== Goal of the exercise ==
Print all entries word for word.
▬▬▬▬▬▬
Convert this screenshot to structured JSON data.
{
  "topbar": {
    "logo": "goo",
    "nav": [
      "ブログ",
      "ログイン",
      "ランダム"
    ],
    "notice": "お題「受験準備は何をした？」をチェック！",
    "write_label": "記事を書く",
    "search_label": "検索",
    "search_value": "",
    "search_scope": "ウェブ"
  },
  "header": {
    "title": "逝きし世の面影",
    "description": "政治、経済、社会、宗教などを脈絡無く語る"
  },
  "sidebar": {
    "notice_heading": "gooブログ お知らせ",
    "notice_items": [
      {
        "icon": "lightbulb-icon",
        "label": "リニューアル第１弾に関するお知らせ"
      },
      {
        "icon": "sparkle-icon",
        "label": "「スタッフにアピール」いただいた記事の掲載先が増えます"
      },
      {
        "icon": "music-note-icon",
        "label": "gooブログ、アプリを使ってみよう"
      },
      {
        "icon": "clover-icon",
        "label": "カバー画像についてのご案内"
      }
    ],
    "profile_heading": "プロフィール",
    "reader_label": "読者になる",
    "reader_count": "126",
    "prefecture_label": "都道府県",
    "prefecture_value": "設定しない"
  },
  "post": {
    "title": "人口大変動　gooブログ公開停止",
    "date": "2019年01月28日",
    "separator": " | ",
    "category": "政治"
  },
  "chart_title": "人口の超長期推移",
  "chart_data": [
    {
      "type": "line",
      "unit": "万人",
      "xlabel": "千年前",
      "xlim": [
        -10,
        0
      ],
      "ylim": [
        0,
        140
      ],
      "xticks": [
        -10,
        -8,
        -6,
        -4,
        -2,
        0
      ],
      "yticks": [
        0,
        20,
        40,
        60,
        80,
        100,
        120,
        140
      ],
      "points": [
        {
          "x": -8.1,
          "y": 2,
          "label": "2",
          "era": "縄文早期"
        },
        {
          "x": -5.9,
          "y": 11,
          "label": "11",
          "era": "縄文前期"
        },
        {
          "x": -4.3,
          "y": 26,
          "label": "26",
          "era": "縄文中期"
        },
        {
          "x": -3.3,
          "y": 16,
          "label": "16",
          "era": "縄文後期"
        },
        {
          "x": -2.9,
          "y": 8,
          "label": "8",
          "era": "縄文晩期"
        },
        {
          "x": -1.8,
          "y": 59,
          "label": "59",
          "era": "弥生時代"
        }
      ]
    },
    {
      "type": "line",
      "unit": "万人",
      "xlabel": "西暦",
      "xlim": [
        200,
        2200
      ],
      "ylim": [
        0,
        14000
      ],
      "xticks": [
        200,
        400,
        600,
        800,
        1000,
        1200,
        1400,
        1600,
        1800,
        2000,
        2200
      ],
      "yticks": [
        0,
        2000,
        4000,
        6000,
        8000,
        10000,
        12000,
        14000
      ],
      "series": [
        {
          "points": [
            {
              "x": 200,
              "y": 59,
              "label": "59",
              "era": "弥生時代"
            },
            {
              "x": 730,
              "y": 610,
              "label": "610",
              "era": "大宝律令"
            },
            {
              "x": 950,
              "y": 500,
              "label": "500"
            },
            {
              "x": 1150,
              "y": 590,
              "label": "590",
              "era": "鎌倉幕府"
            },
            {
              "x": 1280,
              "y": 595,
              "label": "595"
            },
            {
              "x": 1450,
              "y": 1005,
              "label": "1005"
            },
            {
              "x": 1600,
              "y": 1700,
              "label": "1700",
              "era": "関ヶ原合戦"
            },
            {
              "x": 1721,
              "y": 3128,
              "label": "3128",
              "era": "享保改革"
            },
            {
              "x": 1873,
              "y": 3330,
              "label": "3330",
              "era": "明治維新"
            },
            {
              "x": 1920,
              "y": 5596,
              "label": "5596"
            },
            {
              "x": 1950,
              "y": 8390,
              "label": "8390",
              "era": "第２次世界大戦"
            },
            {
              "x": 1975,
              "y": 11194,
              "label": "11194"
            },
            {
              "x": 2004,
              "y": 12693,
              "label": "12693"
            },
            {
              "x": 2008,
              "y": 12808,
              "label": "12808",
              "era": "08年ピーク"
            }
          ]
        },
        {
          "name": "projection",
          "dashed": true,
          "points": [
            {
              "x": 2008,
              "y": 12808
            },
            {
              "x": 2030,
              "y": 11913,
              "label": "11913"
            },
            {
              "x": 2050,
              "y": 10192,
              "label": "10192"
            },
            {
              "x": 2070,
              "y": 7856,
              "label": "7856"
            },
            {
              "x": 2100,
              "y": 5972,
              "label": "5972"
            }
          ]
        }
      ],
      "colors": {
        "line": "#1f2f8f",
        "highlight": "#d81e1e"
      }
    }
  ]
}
▬▬▬▬▬▬
== Output below ==
Convert this screenshot to structured JSON data.
{
  "topbar": {
    "logo": "goo",
    "nav": [
      "ブログ",
      "ログイン",
      "ランダム"
    ],
    "notice": "お題「受験準備は何をした？」をチェック！",
    "write_label": "記事を書く",
    "search_label": "検索",
    "search_value": "",
    "search_scope": "ウェブ"
  },
  "header": {
    "title": "逝きし世の面影",
    "description": "政治、経済、社会、宗教などを脈絡無く語る"
  },
  "sidebar": {
    "notice_heading": "gooブログ お知らせ",
    "notice_items": [
      {
        "icon": "lightbulb-icon",
        "label": "リニューアル第１弾に関するお知らせ"
      },
      {
        "icon": "sparkle-icon",
        "label": "「スタッフにアピール」いただいた記事の掲載先が増えます"
      },
      {
        "icon": "music-note-icon",
        "label": "gooブログ、アプリを使ってみよう"
      },
      {
        "icon": "clover-icon",
        "label": "カバー画像についてのご案内"
      }
    ],
    "profile_heading": "プロフィール",
    "reader_label": "読者になる",
    "reader_count": "126",
    "prefecture_label": "都道府県",
    "prefecture_value": "設定しない"
  },
  "post": {
    "title": "人口大変動　gooブログ公開停止",
    "date": "2019年01月28日",
    "separator": " | ",
    "category": "政治"
  },
  "chart_title": "人口の超長期推移",
  "chart_data": [
    {
      "type": "line",
      "unit": "万人",
      "xlabel": "千年前",
      "xlim": [
        -10,
        0
      ],
      "ylim": [
        0,
        140
      ],
      "xticks": [
        -10,
        -8,
        -6,
        -4,
        -2,
        0
      ],
      "yticks": [
        0,
        20,
        40,
        60,
        80,
        100,
        120,
        140
      ],
      "points": [
        {
          "x": -8.1,
          "y": 2,
          "label": "2",
          "era": "縄文早期"
        },
        {
          "x": -5.9,
          "y": 11,
          "label": "11",
          "era": "縄文前期"
        },
        {
          "x": -4.3,
          "y": 26,
          "label": "26",
          "era": "縄文中期"
        },
        {
          "x": -3.3,
          "y": 16,
          "label": "16",
          "era": "縄文後期"
        },
        {
          "x": -2.9,
          "y": 8,
          "label": "8",
          "era": "縄文晩期"
        },
        {
          "x": -1.8,
          "y": 59,
          "label": "59",
          "era": "弥生時代"
        }
      ]
    },
    {
      "type": "line",
      "unit": "万人",
      "xlabel": "西暦",
      "xlim": [
        200,
        2200
      ],
      "ylim": [
        0,
        14000
      ],
      "xticks": [
        200,
        400,
        600,
        800,
        1000,
        1200,
        1400,
        1600,
        1800,
        2000,
        2200
      ],
      "yticks": [
        0,
        2000,
        4000,
        6000,
        8000,
        10000,
        12000,
        14000
      ],
      "series": [
        {
          "points": [
            {
              "x": 200,
              "y": 59,
              "label": "59",
              "era": "弥生時代"
            },
            {
              "x": 730,
              "y": 610,
              "label": "610",
              "era": "大宝律令"
            },
            {
              "x": 950,
              "y": 500,
              "label": "500"
            },
            {
              "x": 1150,
              "y": 590,
              "label": "590",
              "era": "鎌倉幕府"
            },
            {
              "x": 1280,
              "y": 595,
              "label": "595"
            },
            {
              "x": 1450,
              "y": 1005,
              "label": "1005"
            },
            {
              "x": 1600,
              "y": 1700,
              "label": "1700",
              "era": "関ヶ原合戦"
            },
            {
              "x": 1721,
              "y": 3128,
              "label": "3128",
              "era": "享保改革"
            },
            {
              "x": 1873,
              "y": 3330,
              "label": "3330",
              "era": "明治維新"
            },
            {
              "x": 1920,
              "y": 5596,
              "label": "5596"
            },
            {
              "x": 1950,
              "y": 8390,
              "label": "8390",
              "era": "第２次世界大戦"
            },
            {
              "x": 1975,
              "y": 11194,
              "label": "11194"
            },
            {
              "x": 2004,
              "y": 12693,
              "label": "12693"
            },
            {
              "x": 2008,
              "y": 12808,
              "label": "12808",
              "era": "08年ピーク"
            }
          ]
        },
        {
          "name": "projection",
          "dashed": true,
          "points": [
            {
              "x": 2008,
              "y": 12808
            },
            {
              "x": 2030,
              "y": 11913,
              "label": "11913"
            },
            {
              "x": 2050,
              "y": 10192,
              "label": "10192"
            },
            {
              "x": 2070,
              "y": 7856,
              "label": "7856"
            },
            {
              "x": 2100,
              "y": 5972,
              "label": "5972"
            }
          ]
        }
      ],
      "colors": {
        "line": "#1f2f8f",
        "highlight": "#d81e1e"
      }
    }
  ]
}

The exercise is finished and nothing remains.